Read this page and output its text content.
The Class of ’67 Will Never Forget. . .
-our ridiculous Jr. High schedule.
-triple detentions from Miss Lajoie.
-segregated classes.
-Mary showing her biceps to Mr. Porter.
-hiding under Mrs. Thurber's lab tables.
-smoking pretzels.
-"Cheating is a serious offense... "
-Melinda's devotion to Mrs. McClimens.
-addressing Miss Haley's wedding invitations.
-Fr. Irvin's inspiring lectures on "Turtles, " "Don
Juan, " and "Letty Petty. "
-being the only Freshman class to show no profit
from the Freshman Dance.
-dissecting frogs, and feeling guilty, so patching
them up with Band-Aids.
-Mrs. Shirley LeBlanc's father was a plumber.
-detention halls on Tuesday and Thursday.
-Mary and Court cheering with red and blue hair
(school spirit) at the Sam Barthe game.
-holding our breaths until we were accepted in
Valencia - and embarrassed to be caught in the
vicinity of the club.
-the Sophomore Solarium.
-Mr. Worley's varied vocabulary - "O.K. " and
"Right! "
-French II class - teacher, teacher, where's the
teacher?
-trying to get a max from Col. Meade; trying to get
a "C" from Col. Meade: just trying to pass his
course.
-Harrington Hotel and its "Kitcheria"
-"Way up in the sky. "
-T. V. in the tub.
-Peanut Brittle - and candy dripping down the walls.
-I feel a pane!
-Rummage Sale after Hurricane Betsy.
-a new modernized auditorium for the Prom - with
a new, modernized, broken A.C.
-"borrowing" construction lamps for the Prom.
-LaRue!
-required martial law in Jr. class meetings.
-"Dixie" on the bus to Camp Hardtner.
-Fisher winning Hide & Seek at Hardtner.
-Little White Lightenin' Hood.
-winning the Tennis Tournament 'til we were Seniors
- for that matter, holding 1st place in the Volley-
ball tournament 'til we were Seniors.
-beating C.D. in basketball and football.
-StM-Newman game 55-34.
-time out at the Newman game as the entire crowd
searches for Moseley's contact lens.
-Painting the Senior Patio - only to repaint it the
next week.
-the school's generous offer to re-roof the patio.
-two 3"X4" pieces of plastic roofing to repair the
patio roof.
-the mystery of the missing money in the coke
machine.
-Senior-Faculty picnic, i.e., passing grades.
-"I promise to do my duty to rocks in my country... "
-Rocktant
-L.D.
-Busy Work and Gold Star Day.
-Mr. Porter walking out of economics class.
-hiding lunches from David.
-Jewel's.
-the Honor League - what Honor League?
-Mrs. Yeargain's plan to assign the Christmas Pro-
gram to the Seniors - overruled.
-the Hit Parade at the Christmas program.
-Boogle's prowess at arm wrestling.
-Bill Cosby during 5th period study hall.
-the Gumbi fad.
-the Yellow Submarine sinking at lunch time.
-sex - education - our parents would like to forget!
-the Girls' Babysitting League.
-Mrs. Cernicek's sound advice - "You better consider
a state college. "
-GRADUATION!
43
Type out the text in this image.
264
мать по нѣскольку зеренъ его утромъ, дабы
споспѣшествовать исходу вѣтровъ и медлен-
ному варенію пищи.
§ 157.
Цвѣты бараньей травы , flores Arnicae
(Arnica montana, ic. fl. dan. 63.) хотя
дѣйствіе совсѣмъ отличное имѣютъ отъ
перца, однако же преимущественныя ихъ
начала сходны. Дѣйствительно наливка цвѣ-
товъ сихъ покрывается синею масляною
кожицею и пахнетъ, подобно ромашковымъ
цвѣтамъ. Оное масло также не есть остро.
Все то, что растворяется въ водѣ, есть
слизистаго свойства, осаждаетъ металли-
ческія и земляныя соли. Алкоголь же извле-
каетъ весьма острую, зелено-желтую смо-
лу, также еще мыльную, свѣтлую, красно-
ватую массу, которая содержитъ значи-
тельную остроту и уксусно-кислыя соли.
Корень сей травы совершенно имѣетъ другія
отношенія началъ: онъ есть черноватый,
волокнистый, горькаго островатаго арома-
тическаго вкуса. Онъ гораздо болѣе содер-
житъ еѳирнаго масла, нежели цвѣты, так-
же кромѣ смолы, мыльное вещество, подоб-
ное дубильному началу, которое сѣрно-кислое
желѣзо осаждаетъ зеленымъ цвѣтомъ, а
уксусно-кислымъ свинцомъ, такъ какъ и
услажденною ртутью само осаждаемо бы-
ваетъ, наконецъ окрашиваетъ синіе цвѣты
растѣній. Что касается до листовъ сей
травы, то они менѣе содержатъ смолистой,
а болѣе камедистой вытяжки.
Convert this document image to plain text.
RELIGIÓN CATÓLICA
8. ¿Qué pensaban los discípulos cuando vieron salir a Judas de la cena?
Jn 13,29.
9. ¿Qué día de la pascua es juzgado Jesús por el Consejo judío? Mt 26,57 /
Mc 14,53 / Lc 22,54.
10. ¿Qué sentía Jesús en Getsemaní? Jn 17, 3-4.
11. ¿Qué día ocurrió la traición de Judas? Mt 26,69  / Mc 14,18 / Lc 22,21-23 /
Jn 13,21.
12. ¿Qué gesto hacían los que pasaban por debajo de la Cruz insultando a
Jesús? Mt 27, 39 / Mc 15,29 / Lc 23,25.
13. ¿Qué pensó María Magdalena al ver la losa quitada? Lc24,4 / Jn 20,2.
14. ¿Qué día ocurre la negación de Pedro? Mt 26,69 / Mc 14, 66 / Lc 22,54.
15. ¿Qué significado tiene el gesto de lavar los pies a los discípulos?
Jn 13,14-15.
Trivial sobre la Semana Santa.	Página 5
□ □ □ □ □ □ □
What do the records say? Quote them all exactly.

Read this page and output its text content.
The Class of ’67 Will Never Forget. . .
-our ridiculous Jr. High schedule.
-triple detentions from Miss Lajoie.
-segregated classes.
-Mary showing her biceps to Mr. Porter.
-hiding under Mrs. Thurber's lab tables.
-smoking pretzels.
-"Cheating is a serious offense... "
-Melinda's devotion to Mrs. McClimens.
-addressing Miss Haley's wedding invitations.
-Fr. Irvin's inspiring lectures on "Turtles, " "Don
Juan, " and "Letty Petty. "
-being the only Freshman class to show no profit
from the Freshman Dance.
-dissecting frogs, and feeling guilty, so patching
them up with Band-Aids.
-Mrs. Shirley LeBlanc's father was a plumber.
-detention halls on Tuesday and Thursday.
-Mary and Court cheering with red and blue hair
(school spirit) at the Sam Barthe game.
-holding our breaths until we were accepted in
Valencia - and embarrassed to be caught in the
vicinity of the club.
-the Sophomore Solarium.
-Mr. Worley's varied vocabulary - "O.K. " and
"Right! "
-French II class - teacher, teacher, where's the
teacher?
-trying to get a max from Col. Meade; trying to get
a "C" from Col. Meade: just trying to pass his
course.
-Harrington Hotel and its "Kitcheria"
-"Way up in the sky. "
-T. V. in the tub.
-Peanut Brittle - and candy dripping down the walls.
-I feel a pane!
-Rummage Sale after Hurricane Betsy.
-a new modernized auditorium for the Prom - with
a new, modernized, broken A.C.
-"borrowing" construction lamps for the Prom.
-LaRue!
-required martial law in Jr. class meetings.
-"Dixie" on the bus to Camp Hardtner.
-Fisher winning Hide & Seek at Hardtner.
-Little White Lightenin' Hood.
-winning the Tennis Tournament 'til we were Seniors
- for that matter, holding 1st place in the Volley-
ball tournament 'til we were Seniors.
-beating C.D. in basketball and football.
-StM-Newman game 55-34.
-time out at the Newman game as the entire crowd
searches for Moseley's contact lens.
-Painting the Senior Patio - only to repaint it the
next week.
-the school's generous offer to re-roof the patio.
-two 3"X4" pieces of plastic roofing to repair the
patio roof.
-the mystery of the missing money in the coke
machine.
-Senior-Faculty picnic, i.e., passing grades.
-"I promise to do my duty to rocks in my country... "
-Rocktant
-L.D.
-Busy Work and Gold Star Day.
-Mr. Porter walking out of economics class.
-hiding lunches from David.
-Jewel's.
-the Honor League - what Honor League?
-Mrs. Yeargain's plan to assign the Christmas Pro-
gram to the Seniors - overruled.
-the Hit Parade at the Christmas program.
-Boogle's prowess at arm wrestling.
-Bill Cosby during 5th period study hall.
-the Gumbi fad.
-the Yellow Submarine sinking at lunch time.
-sex - education - our parents would like to forget!
-the Girls' Babysitting League.
-Mrs. Cernicek's sound advice - "You better consider
a state college. "
-GRADUATION!
43
Type out the text in this image.
264
мать по нѣскольку зеренъ его утромъ, дабы
споспѣшествовать исходу вѣтровъ и медлен-
ному варенію пищи.
§ 157.
Цвѣты бараньей травы , flores Arnicae
(Arnica montana, ic. fl. dan. 63.) хотя
дѣйствіе совсѣмъ отличное имѣютъ отъ
перца, однако же преимущественныя ихъ
начала сходны. Дѣйствительно наливка цвѣ-
товъ сихъ покрывается синею масляною
кожицею и пахнетъ, подобно ромашковымъ
цвѣтамъ. Оное масло также не есть остро.
Все то, что растворяется въ водѣ, есть
слизистаго свойства, осаждаетъ металли-
ческія и земляныя соли. Алкоголь же извле-
каетъ весьма острую, зелено-желтую смо-
лу, также еще мыльную, свѣтлую, красно-
ватую массу, которая содержитъ значи-
тельную остроту и уксусно-кислыя соли.
Корень сей травы совершенно имѣетъ другія
отношенія началъ: онъ есть черноватый,
волокнистый, горькаго островатаго арома-
тическаго вкуса. Онъ гораздо болѣе содер-
житъ еѳирнаго масла, нежели цвѣты, так-
же кромѣ смолы, мыльное вещество, подоб-
ное дубильному началу, которое сѣрно-кислое
желѣзо осаждаетъ зеленымъ цвѣтомъ, а
уксусно-кислымъ свинцомъ, такъ какъ и
услажденною ртутью само осаждаемо бы-
ваетъ, наконецъ окрашиваетъ синіе цвѣты
растѣній. Что касается до листовъ сей
травы, то они менѣе содержатъ смолистой,
а болѣе камедистой вытяжки.
Convert this document image to plain text.
RELIGIÓN CATÓLICA
8. ¿Qué pensaban los discípulos cuando vieron salir a Judas de la cena?
Jn 13,29.
9. ¿Qué día de la pascua es juzgado Jesús por el Consejo judío? Mt 26,57 /
Mc 14,53 / Lc 22,54.
10. ¿Qué sentía Jesús en Getsemaní? Jn 17, 3-4.
11. ¿Qué día ocurrió la traición de Judas? Mt 26,69  / Mc 14,18 / Lc 22,21-23 /
Jn 13,21.
12. ¿Qué gesto hacían los que pasaban por debajo de la Cruz insultando a
Jesús? Mt 27, 39 / Mc 15,29 / Lc 23,25.
13. ¿Qué pensó María Magdalena al ver la losa quitada? Lc24,4 / Jn 20,2.
14. ¿Qué día ocurre la negación de Pedro? Mt 26,69 / Mc 14, 66 / Lc 22,54.
15. ¿Qué significado tiene el gesto de lavar los pies a los discípulos?
Jn 13,14-15.
Trivial sobre la Semana Santa.	Página 5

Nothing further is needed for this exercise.